[Source data]
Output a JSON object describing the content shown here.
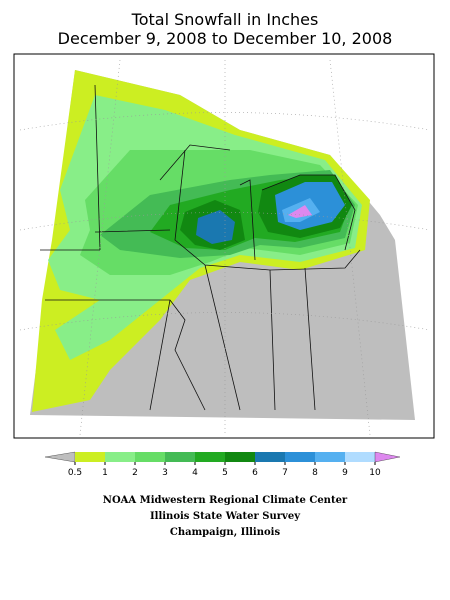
{
  "header": {
    "title": "Total Snowfall in Inches",
    "subtitle": "December 9, 2008 to December 10, 2008"
  },
  "legend": {
    "ticks": [
      0.5,
      1,
      2,
      3,
      4,
      5,
      6,
      7,
      8,
      9,
      10
    ],
    "colors": [
      "#bebebe",
      "#ccee22",
      "#88ee88",
      "#66dd66",
      "#44bb55",
      "#22aa22",
      "#118811",
      "#1a78b0",
      "#2c90d8",
      "#55b0f0",
      "#b0dcff",
      "#dd88ee"
    ]
  },
  "credits": [
    "NOAA Midwestern Regional Climate Center",
    "Illinois State Water Survey",
    "Champaign, Illinois"
  ]
}
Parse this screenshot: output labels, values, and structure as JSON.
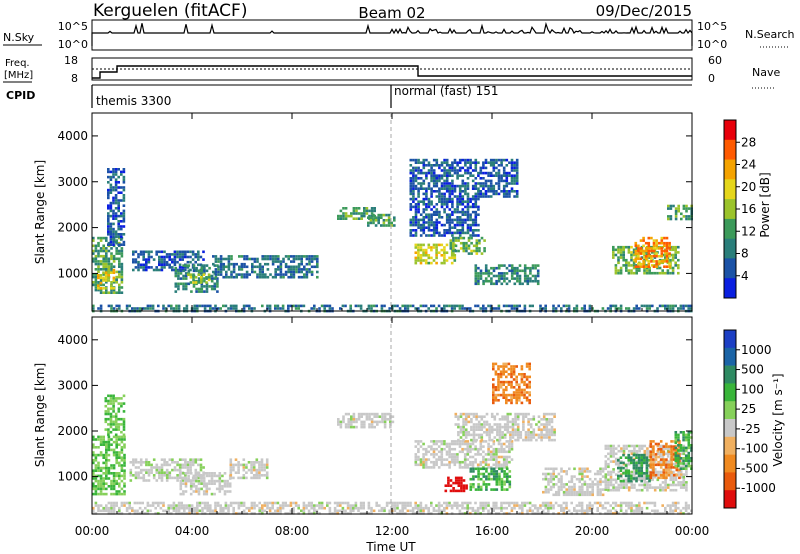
{
  "header": {
    "station": "Kerguelen (fitACF)",
    "beam": "Beam 02",
    "date": "09/Dec/2015"
  },
  "status_panels": {
    "nsky": {
      "label": "N.Sky",
      "ticks": [
        "10^5",
        "10^0"
      ]
    },
    "nsearch": {
      "label": "N.Search",
      "ticks": [
        "10^5",
        "10^0"
      ]
    },
    "freq": {
      "label_line1": "Freq.",
      "label_line2": "[MHz]",
      "ticks": [
        "18",
        "8"
      ]
    },
    "nave": {
      "label": "Nave",
      "ticks": [
        "60",
        "0"
      ]
    },
    "cpid": {
      "label": "CPID",
      "segments": [
        {
          "name": "themis 3300",
          "start_hour": 0,
          "end_hour": 12
        },
        {
          "name": "normal (fast) 151",
          "start_hour": 12,
          "end_hour": 24
        }
      ]
    }
  },
  "chart_data": [
    {
      "type": "heatmap",
      "panel": "power",
      "x": {
        "label": "",
        "range_hours": [
          0,
          24
        ],
        "tick_labels": [
          "00:00",
          "04:00",
          "08:00",
          "12:00",
          "16:00",
          "20:00",
          "00:00"
        ]
      },
      "y": {
        "label": "Slant Range [km]",
        "range_km": [
          180,
          4500
        ],
        "ticks": [
          1000,
          2000,
          3000,
          4000
        ]
      },
      "colorbar": {
        "label": "Power [dB]",
        "ticks": [
          "28",
          "24",
          "20",
          "16",
          "12",
          "8",
          "4"
        ],
        "colors": [
          "#e8000b",
          "#ff5a00",
          "#f5a300",
          "#e5d61b",
          "#9bc32b",
          "#3c9a5a",
          "#2a7e7a",
          "#1b52a6",
          "#0a1fe0"
        ]
      },
      "regions": [
        {
          "t0": 0.0,
          "t1": 1.2,
          "r0": 600,
          "r1": 1800,
          "level": 12
        },
        {
          "t0": 0.2,
          "t1": 0.9,
          "r0": 700,
          "r1": 1100,
          "level": 20
        },
        {
          "t0": 0.6,
          "t1": 1.3,
          "r0": 1600,
          "r1": 3300,
          "level": 6
        },
        {
          "t0": 1.6,
          "t1": 4.5,
          "r0": 1100,
          "r1": 1500,
          "level": 6
        },
        {
          "t0": 3.3,
          "t1": 5.0,
          "r0": 600,
          "r1": 1200,
          "level": 10
        },
        {
          "t0": 3.8,
          "t1": 4.7,
          "r0": 800,
          "r1": 1000,
          "level": 16
        },
        {
          "t0": 4.8,
          "t1": 9.0,
          "r0": 900,
          "r1": 1400,
          "level": 8
        },
        {
          "t0": 9.8,
          "t1": 11.3,
          "r0": 2200,
          "r1": 2450,
          "level": 12
        },
        {
          "t0": 11.0,
          "t1": 12.1,
          "r0": 2050,
          "r1": 2300,
          "level": 12
        },
        {
          "t0": 12.9,
          "t1": 14.5,
          "r0": 1200,
          "r1": 1650,
          "level": 18
        },
        {
          "t0": 14.3,
          "t1": 15.7,
          "r0": 1450,
          "r1": 1800,
          "level": 14
        },
        {
          "t0": 12.7,
          "t1": 15.5,
          "r0": 1800,
          "r1": 3500,
          "level": 6
        },
        {
          "t0": 15.3,
          "t1": 17.8,
          "r0": 800,
          "r1": 1200,
          "level": 10
        },
        {
          "t0": 15.5,
          "t1": 17.0,
          "r0": 2700,
          "r1": 3500,
          "level": 6
        },
        {
          "t0": 20.8,
          "t1": 23.5,
          "r0": 1000,
          "r1": 1600,
          "level": 14
        },
        {
          "t0": 21.7,
          "t1": 23.1,
          "r0": 1150,
          "r1": 1800,
          "level": 24
        },
        {
          "t0": 23.0,
          "t1": 24.0,
          "r0": 2200,
          "r1": 2500,
          "level": 12
        },
        {
          "t0": 0.0,
          "t1": 24.0,
          "r0": 200,
          "r1": 320,
          "level": 8
        }
      ]
    },
    {
      "type": "heatmap",
      "panel": "velocity",
      "x": {
        "label": "Time UT",
        "range_hours": [
          0,
          24
        ],
        "tick_labels": [
          "00:00",
          "04:00",
          "08:00",
          "12:00",
          "16:00",
          "20:00",
          "00:00"
        ]
      },
      "y": {
        "label": "Slant Range [km]",
        "range_km": [
          180,
          4500
        ],
        "ticks": [
          1000,
          2000,
          3000,
          4000
        ]
      },
      "colorbar": {
        "label": "Velocity [m s⁻¹]",
        "ticks": [
          "1000",
          "500",
          "100",
          "25",
          "-25",
          "-100",
          "-500",
          "-1000"
        ],
        "colors": [
          "#1c3fc4",
          "#1b64a6",
          "#2e8a62",
          "#39b53a",
          "#86d05a",
          "#c8c8c8",
          "#f0b060",
          "#f08a20",
          "#e95a0c",
          "#e00d0d"
        ]
      },
      "regions": [
        {
          "t0": 0.0,
          "t1": 1.3,
          "r0": 600,
          "r1": 1900,
          "v": 100
        },
        {
          "t0": 0.5,
          "t1": 1.3,
          "r0": 1900,
          "r1": 2800,
          "v": 100
        },
        {
          "t0": 1.5,
          "t1": 4.5,
          "r0": 900,
          "r1": 1400,
          "v": 10
        },
        {
          "t0": 3.5,
          "t1": 5.5,
          "r0": 600,
          "r1": 1100,
          "v": 0
        },
        {
          "t0": 5.5,
          "t1": 7.0,
          "r0": 1000,
          "r1": 1400,
          "v": 0
        },
        {
          "t0": 9.8,
          "t1": 12.0,
          "r0": 2100,
          "r1": 2400,
          "v": 0
        },
        {
          "t0": 12.9,
          "t1": 16.8,
          "r0": 1200,
          "r1": 1800,
          "v": 0
        },
        {
          "t0": 14.5,
          "t1": 18.5,
          "r0": 1800,
          "r1": 2400,
          "v": 0
        },
        {
          "t0": 14.1,
          "t1": 15.0,
          "r0": 700,
          "r1": 1000,
          "v": -700
        },
        {
          "t0": 15.1,
          "t1": 16.7,
          "r0": 700,
          "r1": 1200,
          "v": 200
        },
        {
          "t0": 16.0,
          "t1": 17.5,
          "r0": 2600,
          "r1": 3500,
          "v": -200
        },
        {
          "t0": 18.0,
          "t1": 20.5,
          "r0": 600,
          "r1": 1200,
          "v": 0
        },
        {
          "t0": 20.5,
          "t1": 23.8,
          "r0": 700,
          "r1": 1700,
          "v": 0
        },
        {
          "t0": 21.0,
          "t1": 22.3,
          "r0": 900,
          "r1": 1500,
          "v": 300
        },
        {
          "t0": 22.3,
          "t1": 23.5,
          "r0": 1000,
          "r1": 1800,
          "v": -200
        },
        {
          "t0": 23.3,
          "t1": 24.0,
          "r0": 1200,
          "r1": 2000,
          "v": 200
        },
        {
          "t0": 0.0,
          "t1": 24.0,
          "r0": 200,
          "r1": 450,
          "v": 0
        }
      ]
    }
  ]
}
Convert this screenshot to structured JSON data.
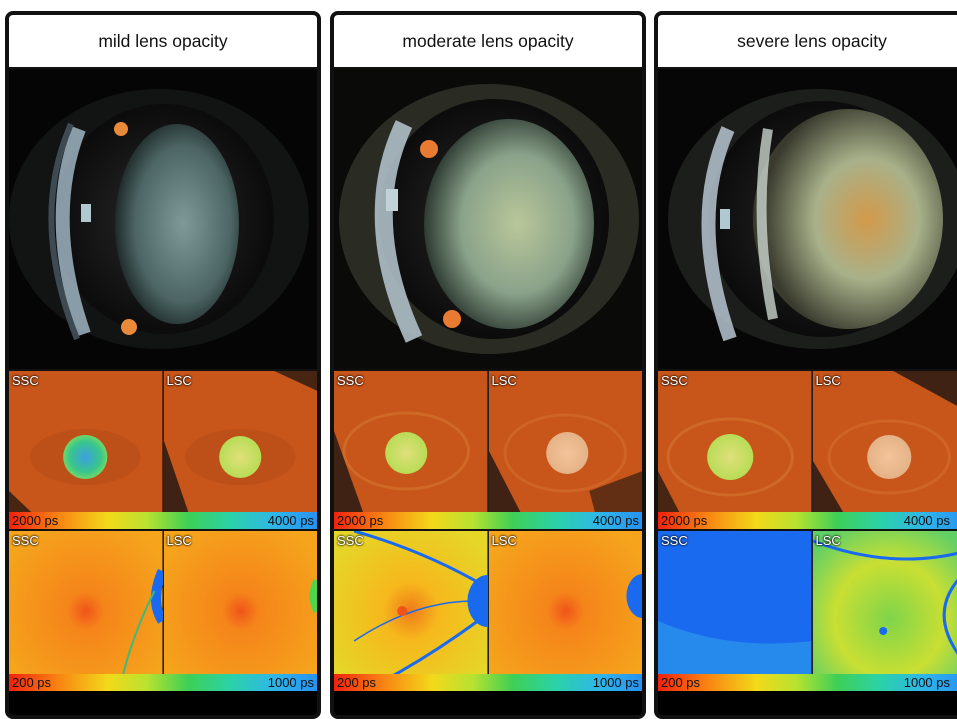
{
  "panels": [
    {
      "title": "mild lens opacity",
      "flim_labels": [
        "SSC",
        "LSC"
      ],
      "flim_scale": {
        "min": "2000 ps",
        "max": "4000 ps"
      },
      "retina_labels": [
        "SSC",
        "LSC"
      ],
      "retina_scale": {
        "min": "200 ps",
        "max": "1000 ps"
      }
    },
    {
      "title": "moderate lens opacity",
      "flim_labels": [
        "SSC",
        "LSC"
      ],
      "flim_scale": {
        "min": "2000 ps",
        "max": "4000 ps"
      },
      "retina_labels": [
        "SSC",
        "LSC"
      ],
      "retina_scale": {
        "min": "200 ps",
        "max": "1000 ps"
      }
    },
    {
      "title": "severe lens opacity",
      "flim_labels": [
        "SSC",
        "LSC"
      ],
      "flim_scale": {
        "min": "2000 ps",
        "max": "4000 ps"
      },
      "retina_labels": [
        "SSC",
        "LSC"
      ],
      "retina_scale": {
        "min": "200 ps",
        "max": "1000 ps"
      }
    }
  ],
  "colors": {
    "frame": "#111111",
    "flim_background": "#c8551a",
    "retina_orange": "#f39a1a",
    "vessel_blue": "#1a6af0"
  }
}
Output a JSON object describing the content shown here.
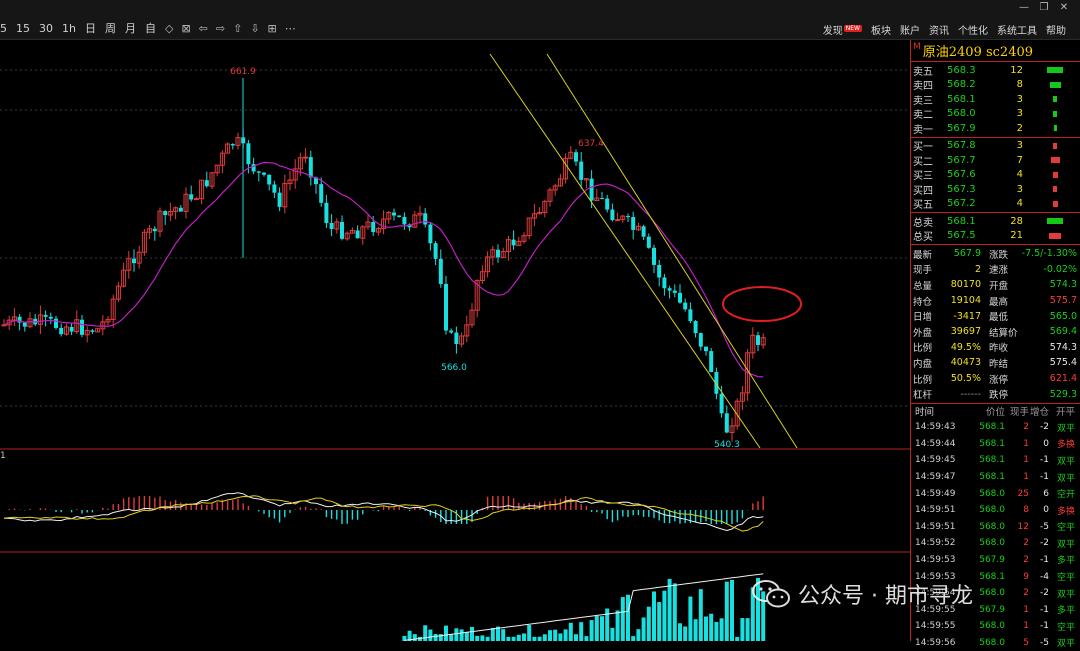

__YOUR TASK__: In the records above, find the line containing "Convert this screenshot". Reproduce it and every line after it through the last line, omitting pictures.

__ANSWER IN FULL__:
Convert this screenshot to structured JSON data.
{
  "panels": [
    {
      "title": "mild lens opacity",
      "flim_labels": [
        "SSC",
        "LSC"
      ],
      "flim_scale": {
        "min": "2000 ps",
        "max": "4000 ps"
      },
      "retina_labels": [
        "SSC",
        "LSC"
      ],
      "retina_scale": {
        "min": "200 ps",
        "max": "1000 ps"
      }
    },
    {
      "title": "moderate lens opacity",
      "flim_labels": [
        "SSC",
        "LSC"
      ],
      "flim_scale": {
        "min": "2000 ps",
        "max": "4000 ps"
      },
      "retina_labels": [
        "SSC",
        "LSC"
      ],
      "retina_scale": {
        "min": "200 ps",
        "max": "1000 ps"
      }
    },
    {
      "title": "severe lens opacity",
      "flim_labels": [
        "SSC",
        "LSC"
      ],
      "flim_scale": {
        "min": "2000 ps",
        "max": "4000 ps"
      },
      "retina_labels": [
        "SSC",
        "LSC"
      ],
      "retina_scale": {
        "min": "200 ps",
        "max": "1000 ps"
      }
    }
  ],
  "colors": {
    "frame": "#111111",
    "flim_background": "#c8551a",
    "retina_orange": "#f39a1a",
    "vessel_blue": "#1a6af0"
  }
}
Output a JSON object describing the content shown here.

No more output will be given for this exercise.